:: Working data ::

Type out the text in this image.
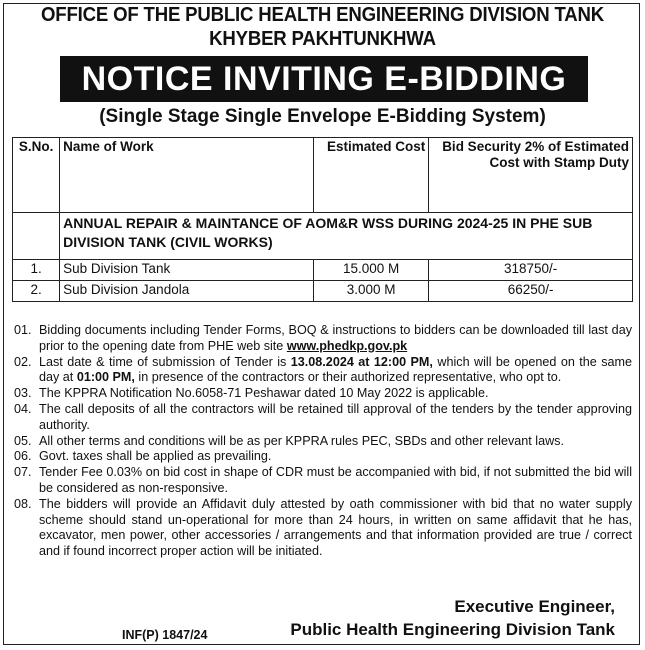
OFFICE OF THE PUBLIC HEALTH ENGINEERING DIVISION TANK
KHYBER PAKHTUNKHWA
NOTICE INVITING E-BIDDING
(Single Stage Single Envelope E-Bidding System)
S.No.	Name of Work	Estimated Cost	Bid Security 2% of Estimated Cost with Stamp Duty
	ANNUAL REPAIR & MAINTANCE OF AOM&R WSS DURING 2024-25 IN PHE SUB DIVISION TANK (CIVIL WORKS)		
1.	Sub Division Tank	15.000 M	318750/-
2.	Sub Division Jandola	3.000 M	66250/-
01. Bidding documents including Tender Forms, BOQ & instructions to bidders can be downloaded till last day prior to the opening date from PHE web site www.phedkp.gov.pk
02. Last date & time of submission of Tender is 13.08.2024 at 12:00 PM, which will be opened on the same day at 01:00 PM, in presence of the contractors or their authorized representative, who opt to.
03. The KPPRA Notification No.6058-71 Peshawar dated 10 May 2022 is applicable.
04. The call deposits of all the contractors will be retained till approval of the tenders by the tender approving authority.
05. All other terms and conditions will be as per KPPRA rules PEC, SBDs and other relevant laws.
06. Govt. taxes shall be applied as prevailing.
07. Tender Fee 0.03% on bid cost in shape of CDR must be accompanied with bid, if not submitted the bid will be considered as non-responsive.
08. The bidders will provide an Affidavit duly attested by oath commissioner with bid that no water supply scheme should stand un-operational for more than 24 hours, in written on same affidavit that he has, excavator, men power, other accessories / arrangements and that information provided are true / correct and if found incorrect proper action will be initiated.
Executive Engineer,
Public Health Engineering Division Tank
INF(P) 1847/24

:::

# [Written exercise]
Copy out each line of the records where the string "bidders" appears.

# [Output for this task]
01. Bidding documents including Tender Forms, BOQ & instructions to bidders can be downloaded till last day prior to the opening date from PHE web site www.phedkp.gov.pk
08. The bidders will provide an Affidavit duly attested by oath commissioner with bid that no water supply scheme should stand un-operational for more than 24 hours, in written on same affidavit that he has, excavator, men power, other accessories / arrangements and that information provided are true / correct and if found incorrect proper action will be initiated.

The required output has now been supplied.